Stated problem - Write out the listing below in full and exactly, leaving out every picture.

The data -
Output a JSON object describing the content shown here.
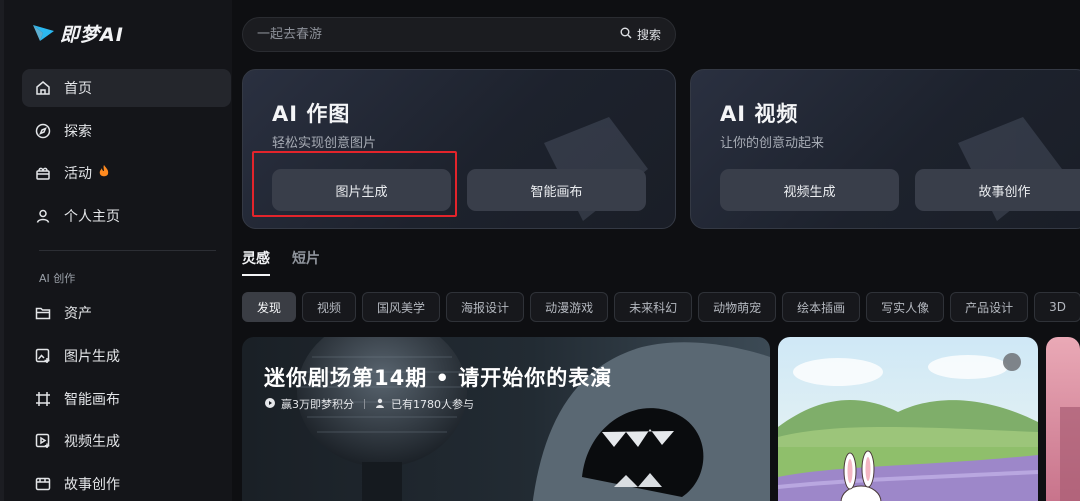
{
  "app": {
    "logo_text": "即梦AI"
  },
  "sidebar": {
    "items": [
      {
        "label": "首页",
        "icon": "home-icon",
        "active": true
      },
      {
        "label": "探索",
        "icon": "compass-icon"
      },
      {
        "label": "活动",
        "icon": "gift-icon",
        "badge_icon": "fire-icon"
      },
      {
        "label": "个人主页",
        "icon": "user-icon"
      }
    ],
    "section_label": "AI 创作",
    "create_items": [
      {
        "label": "资产",
        "icon": "folder-icon"
      },
      {
        "label": "图片生成",
        "icon": "image-gen-icon"
      },
      {
        "label": "智能画布",
        "icon": "canvas-icon"
      },
      {
        "label": "视频生成",
        "icon": "video-gen-icon"
      },
      {
        "label": "故事创作",
        "icon": "story-icon"
      }
    ]
  },
  "search": {
    "placeholder": "一起去春游",
    "button_label": "搜索"
  },
  "cards": [
    {
      "title": "AI 作图",
      "subtitle": "轻松实现创意图片",
      "buttons": [
        "图片生成",
        "智能画布"
      ]
    },
    {
      "title": "AI 视频",
      "subtitle": "让你的创意动起来",
      "buttons": [
        "视频生成",
        "故事创作"
      ]
    }
  ],
  "tabs": [
    {
      "label": "灵感",
      "active": true
    },
    {
      "label": "短片"
    }
  ],
  "chips": [
    "发现",
    "视频",
    "国风美学",
    "海报设计",
    "动漫游戏",
    "未来科幻",
    "动物萌宠",
    "绘本插画",
    "写实人像",
    "产品设计",
    "3D"
  ],
  "banner": {
    "title": "迷你剧场第14期 • 请开始你的表演",
    "reward": "赢3万即梦积分",
    "participants": "已有1780人参与"
  },
  "colors": {
    "highlight": "#e3242b",
    "logo_accent": "#2bb8f0"
  }
}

Complete response -
Output a JSON object describing the content shown here.
{
  "app": {
    "logo_text": "即梦AI"
  },
  "sidebar": {
    "items": [
      {
        "label": "首页",
        "icon": "home-icon",
        "active": true
      },
      {
        "label": "探索",
        "icon": "compass-icon"
      },
      {
        "label": "活动",
        "icon": "gift-icon",
        "badge_icon": "fire-icon"
      },
      {
        "label": "个人主页",
        "icon": "user-icon"
      }
    ],
    "section_label": "AI 创作",
    "create_items": [
      {
        "label": "资产",
        "icon": "folder-icon"
      },
      {
        "label": "图片生成",
        "icon": "image-gen-icon"
      },
      {
        "label": "智能画布",
        "icon": "canvas-icon"
      },
      {
        "label": "视频生成",
        "icon": "video-gen-icon"
      },
      {
        "label": "故事创作",
        "icon": "story-icon"
      }
    ]
  },
  "search": {
    "placeholder": "一起去春游",
    "button_label": "搜索"
  },
  "cards": [
    {
      "title": "AI 作图",
      "subtitle": "轻松实现创意图片",
      "buttons": [
        "图片生成",
        "智能画布"
      ]
    },
    {
      "title": "AI 视频",
      "subtitle": "让你的创意动起来",
      "buttons": [
        "视频生成",
        "故事创作"
      ]
    }
  ],
  "tabs": [
    {
      "label": "灵感",
      "active": true
    },
    {
      "label": "短片"
    }
  ],
  "chips": [
    "发现",
    "视频",
    "国风美学",
    "海报设计",
    "动漫游戏",
    "未来科幻",
    "动物萌宠",
    "绘本插画",
    "写实人像",
    "产品设计",
    "3D"
  ],
  "banner": {
    "title": "迷你剧场第14期 • 请开始你的表演",
    "reward": "赢3万即梦积分",
    "participants": "已有1780人参与"
  },
  "colors": {
    "highlight": "#e3242b",
    "logo_accent": "#2bb8f0"
  }
}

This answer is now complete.